▶ WORK TO DO
Print each line exactly as it is given.

Saved entries:
☆ ☆ ☆ ☆ ☆
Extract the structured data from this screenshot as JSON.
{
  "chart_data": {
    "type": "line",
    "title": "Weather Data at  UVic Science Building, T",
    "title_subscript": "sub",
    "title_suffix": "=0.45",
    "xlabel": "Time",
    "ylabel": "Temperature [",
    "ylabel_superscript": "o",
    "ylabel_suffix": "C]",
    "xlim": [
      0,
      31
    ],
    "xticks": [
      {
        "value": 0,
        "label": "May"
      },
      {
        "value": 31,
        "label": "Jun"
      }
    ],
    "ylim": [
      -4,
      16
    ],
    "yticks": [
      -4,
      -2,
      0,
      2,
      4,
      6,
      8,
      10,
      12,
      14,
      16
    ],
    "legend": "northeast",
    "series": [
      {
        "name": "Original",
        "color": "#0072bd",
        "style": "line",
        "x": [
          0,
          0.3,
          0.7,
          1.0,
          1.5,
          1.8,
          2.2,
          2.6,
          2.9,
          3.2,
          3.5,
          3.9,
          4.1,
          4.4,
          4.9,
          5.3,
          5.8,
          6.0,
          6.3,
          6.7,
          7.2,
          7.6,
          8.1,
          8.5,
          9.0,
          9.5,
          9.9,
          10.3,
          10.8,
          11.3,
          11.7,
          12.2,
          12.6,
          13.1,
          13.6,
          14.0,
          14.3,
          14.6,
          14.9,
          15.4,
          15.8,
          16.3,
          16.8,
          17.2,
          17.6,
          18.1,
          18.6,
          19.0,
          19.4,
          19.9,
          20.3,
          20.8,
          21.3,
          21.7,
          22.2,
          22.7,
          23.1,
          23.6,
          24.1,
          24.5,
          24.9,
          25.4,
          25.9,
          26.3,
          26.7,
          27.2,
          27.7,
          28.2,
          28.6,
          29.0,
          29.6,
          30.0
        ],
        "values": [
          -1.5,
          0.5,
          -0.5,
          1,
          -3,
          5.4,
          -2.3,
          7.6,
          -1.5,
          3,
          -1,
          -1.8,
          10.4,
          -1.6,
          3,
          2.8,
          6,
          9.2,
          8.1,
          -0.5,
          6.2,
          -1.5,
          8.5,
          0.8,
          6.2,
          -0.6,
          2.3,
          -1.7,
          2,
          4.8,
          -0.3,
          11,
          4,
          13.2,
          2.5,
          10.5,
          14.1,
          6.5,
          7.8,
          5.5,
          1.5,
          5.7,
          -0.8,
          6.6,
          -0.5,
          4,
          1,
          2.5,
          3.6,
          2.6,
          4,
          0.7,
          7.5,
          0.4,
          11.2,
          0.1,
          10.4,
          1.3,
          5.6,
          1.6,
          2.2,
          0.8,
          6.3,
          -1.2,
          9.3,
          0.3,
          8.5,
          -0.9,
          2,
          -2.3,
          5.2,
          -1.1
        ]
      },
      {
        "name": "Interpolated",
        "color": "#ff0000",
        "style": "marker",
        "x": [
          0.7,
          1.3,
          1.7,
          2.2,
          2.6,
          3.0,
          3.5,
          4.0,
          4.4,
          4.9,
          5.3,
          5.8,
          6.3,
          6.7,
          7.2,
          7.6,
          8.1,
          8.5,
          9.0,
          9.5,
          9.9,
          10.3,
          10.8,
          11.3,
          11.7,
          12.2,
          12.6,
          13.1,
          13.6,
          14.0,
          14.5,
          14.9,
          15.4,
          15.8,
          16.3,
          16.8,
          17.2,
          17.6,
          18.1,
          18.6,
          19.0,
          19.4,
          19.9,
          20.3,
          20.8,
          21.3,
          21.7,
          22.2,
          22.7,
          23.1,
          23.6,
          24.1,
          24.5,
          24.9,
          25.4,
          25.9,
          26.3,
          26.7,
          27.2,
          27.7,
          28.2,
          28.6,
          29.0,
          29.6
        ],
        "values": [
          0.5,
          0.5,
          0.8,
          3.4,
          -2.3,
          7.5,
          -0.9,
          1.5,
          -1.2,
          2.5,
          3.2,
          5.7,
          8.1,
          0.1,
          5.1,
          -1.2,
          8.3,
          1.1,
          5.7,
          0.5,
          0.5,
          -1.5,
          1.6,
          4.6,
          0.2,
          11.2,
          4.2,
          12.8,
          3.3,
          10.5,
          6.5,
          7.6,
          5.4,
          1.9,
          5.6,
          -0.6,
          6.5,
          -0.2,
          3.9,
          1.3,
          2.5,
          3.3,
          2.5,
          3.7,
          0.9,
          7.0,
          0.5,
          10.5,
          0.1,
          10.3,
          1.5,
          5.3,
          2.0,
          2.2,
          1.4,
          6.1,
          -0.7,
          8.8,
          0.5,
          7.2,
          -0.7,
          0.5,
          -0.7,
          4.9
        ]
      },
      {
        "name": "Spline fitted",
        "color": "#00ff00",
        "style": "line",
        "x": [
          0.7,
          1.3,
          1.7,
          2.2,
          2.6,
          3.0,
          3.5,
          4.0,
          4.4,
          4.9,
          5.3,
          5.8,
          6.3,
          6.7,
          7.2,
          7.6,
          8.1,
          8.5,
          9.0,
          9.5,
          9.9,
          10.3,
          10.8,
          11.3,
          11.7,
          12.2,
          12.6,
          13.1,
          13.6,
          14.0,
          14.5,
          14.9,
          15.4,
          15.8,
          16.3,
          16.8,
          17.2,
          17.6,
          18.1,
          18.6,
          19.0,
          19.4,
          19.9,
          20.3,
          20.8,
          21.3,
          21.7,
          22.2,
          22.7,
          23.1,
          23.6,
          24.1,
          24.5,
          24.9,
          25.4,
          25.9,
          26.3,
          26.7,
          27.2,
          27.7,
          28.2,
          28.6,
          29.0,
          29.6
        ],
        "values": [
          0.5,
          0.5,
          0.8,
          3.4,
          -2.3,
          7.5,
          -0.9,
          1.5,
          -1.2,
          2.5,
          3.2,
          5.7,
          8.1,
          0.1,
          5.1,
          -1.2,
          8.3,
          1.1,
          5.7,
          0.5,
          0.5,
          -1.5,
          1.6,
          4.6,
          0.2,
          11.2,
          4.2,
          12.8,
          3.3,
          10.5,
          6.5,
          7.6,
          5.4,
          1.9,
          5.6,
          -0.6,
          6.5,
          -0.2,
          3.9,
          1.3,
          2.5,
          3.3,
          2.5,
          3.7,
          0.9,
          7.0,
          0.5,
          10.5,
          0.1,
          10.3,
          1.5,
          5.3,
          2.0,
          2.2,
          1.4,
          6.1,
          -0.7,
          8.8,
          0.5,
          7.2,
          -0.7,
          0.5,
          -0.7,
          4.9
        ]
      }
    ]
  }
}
☆ ☆ ☆ ☆ ☆
▶ REPLY
Extract the structured data from this screenshot as JSON.
{
  "chart_data": {
    "type": "line",
    "title": "Weather Data at  UVic Science Building, T",
    "title_subscript": "sub",
    "title_suffix": "=0.45",
    "xlabel": "Time",
    "ylabel": "Temperature [",
    "ylabel_superscript": "o",
    "ylabel_suffix": "C]",
    "xlim": [
      0,
      31
    ],
    "xticks": [
      {
        "value": 0,
        "label": "May"
      },
      {
        "value": 31,
        "label": "Jun"
      }
    ],
    "ylim": [
      -4,
      16
    ],
    "yticks": [
      -4,
      -2,
      0,
      2,
      4,
      6,
      8,
      10,
      12,
      14,
      16
    ],
    "legend": "northeast",
    "series": [
      {
        "name": "Original",
        "color": "#0072bd",
        "style": "line",
        "x": [
          0,
          0.3,
          0.7,
          1.0,
          1.5,
          1.8,
          2.2,
          2.6,
          2.9,
          3.2,
          3.5,
          3.9,
          4.1,
          4.4,
          4.9,
          5.3,
          5.8,
          6.0,
          6.3,
          6.7,
          7.2,
          7.6,
          8.1,
          8.5,
          9.0,
          9.5,
          9.9,
          10.3,
          10.8,
          11.3,
          11.7,
          12.2,
          12.6,
          13.1,
          13.6,
          14.0,
          14.3,
          14.6,
          14.9,
          15.4,
          15.8,
          16.3,
          16.8,
          17.2,
          17.6,
          18.1,
          18.6,
          19.0,
          19.4,
          19.9,
          20.3,
          20.8,
          21.3,
          21.7,
          22.2,
          22.7,
          23.1,
          23.6,
          24.1,
          24.5,
          24.9,
          25.4,
          25.9,
          26.3,
          26.7,
          27.2,
          27.7,
          28.2,
          28.6,
          29.0,
          29.6,
          30.0
        ],
        "values": [
          -1.5,
          0.5,
          -0.5,
          1,
          -3,
          5.4,
          -2.3,
          7.6,
          -1.5,
          3,
          -1,
          -1.8,
          10.4,
          -1.6,
          3,
          2.8,
          6,
          9.2,
          8.1,
          -0.5,
          6.2,
          -1.5,
          8.5,
          0.8,
          6.2,
          -0.6,
          2.3,
          -1.7,
          2,
          4.8,
          -0.3,
          11,
          4,
          13.2,
          2.5,
          10.5,
          14.1,
          6.5,
          7.8,
          5.5,
          1.5,
          5.7,
          -0.8,
          6.6,
          -0.5,
          4,
          1,
          2.5,
          3.6,
          2.6,
          4,
          0.7,
          7.5,
          0.4,
          11.2,
          0.1,
          10.4,
          1.3,
          5.6,
          1.6,
          2.2,
          0.8,
          6.3,
          -1.2,
          9.3,
          0.3,
          8.5,
          -0.9,
          2,
          -2.3,
          5.2,
          -1.1
        ]
      },
      {
        "name": "Interpolated",
        "color": "#ff0000",
        "style": "marker",
        "x": [
          0.7,
          1.3,
          1.7,
          2.2,
          2.6,
          3.0,
          3.5,
          4.0,
          4.4,
          4.9,
          5.3,
          5.8,
          6.3,
          6.7,
          7.2,
          7.6,
          8.1,
          8.5,
          9.0,
          9.5,
          9.9,
          10.3,
          10.8,
          11.3,
          11.7,
          12.2,
          12.6,
          13.1,
          13.6,
          14.0,
          14.5,
          14.9,
          15.4,
          15.8,
          16.3,
          16.8,
          17.2,
          17.6,
          18.1,
          18.6,
          19.0,
          19.4,
          19.9,
          20.3,
          20.8,
          21.3,
          21.7,
          22.2,
          22.7,
          23.1,
          23.6,
          24.1,
          24.5,
          24.9,
          25.4,
          25.9,
          26.3,
          26.7,
          27.2,
          27.7,
          28.2,
          28.6,
          29.0,
          29.6
        ],
        "values": [
          0.5,
          0.5,
          0.8,
          3.4,
          -2.3,
          7.5,
          -0.9,
          1.5,
          -1.2,
          2.5,
          3.2,
          5.7,
          8.1,
          0.1,
          5.1,
          -1.2,
          8.3,
          1.1,
          5.7,
          0.5,
          0.5,
          -1.5,
          1.6,
          4.6,
          0.2,
          11.2,
          4.2,
          12.8,
          3.3,
          10.5,
          6.5,
          7.6,
          5.4,
          1.9,
          5.6,
          -0.6,
          6.5,
          -0.2,
          3.9,
          1.3,
          2.5,
          3.3,
          2.5,
          3.7,
          0.9,
          7.0,
          0.5,
          10.5,
          0.1,
          10.3,
          1.5,
          5.3,
          2.0,
          2.2,
          1.4,
          6.1,
          -0.7,
          8.8,
          0.5,
          7.2,
          -0.7,
          0.5,
          -0.7,
          4.9
        ]
      },
      {
        "name": "Spline fitted",
        "color": "#00ff00",
        "style": "line",
        "x": [
          0.7,
          1.3,
          1.7,
          2.2,
          2.6,
          3.0,
          3.5,
          4.0,
          4.4,
          4.9,
          5.3,
          5.8,
          6.3,
          6.7,
          7.2,
          7.6,
          8.1,
          8.5,
          9.0,
          9.5,
          9.9,
          10.3,
          10.8,
          11.3,
          11.7,
          12.2,
          12.6,
          13.1,
          13.6,
          14.0,
          14.5,
          14.9,
          15.4,
          15.8,
          16.3,
          16.8,
          17.2,
          17.6,
          18.1,
          18.6,
          19.0,
          19.4,
          19.9,
          20.3,
          20.8,
          21.3,
          21.7,
          22.2,
          22.7,
          23.1,
          23.6,
          24.1,
          24.5,
          24.9,
          25.4,
          25.9,
          26.3,
          26.7,
          27.2,
          27.7,
          28.2,
          28.6,
          29.0,
          29.6
        ],
        "values": [
          0.5,
          0.5,
          0.8,
          3.4,
          -2.3,
          7.5,
          -0.9,
          1.5,
          -1.2,
          2.5,
          3.2,
          5.7,
          8.1,
          0.1,
          5.1,
          -1.2,
          8.3,
          1.1,
          5.7,
          0.5,
          0.5,
          -1.5,
          1.6,
          4.6,
          0.2,
          11.2,
          4.2,
          12.8,
          3.3,
          10.5,
          6.5,
          7.6,
          5.4,
          1.9,
          5.6,
          -0.6,
          6.5,
          -0.2,
          3.9,
          1.3,
          2.5,
          3.3,
          2.5,
          3.7,
          0.9,
          7.0,
          0.5,
          10.5,
          0.1,
          10.3,
          1.5,
          5.3,
          2.0,
          2.2,
          1.4,
          6.1,
          -0.7,
          8.8,
          0.5,
          7.2,
          -0.7,
          0.5,
          -0.7,
          4.9
        ]
      }
    ]
  }
}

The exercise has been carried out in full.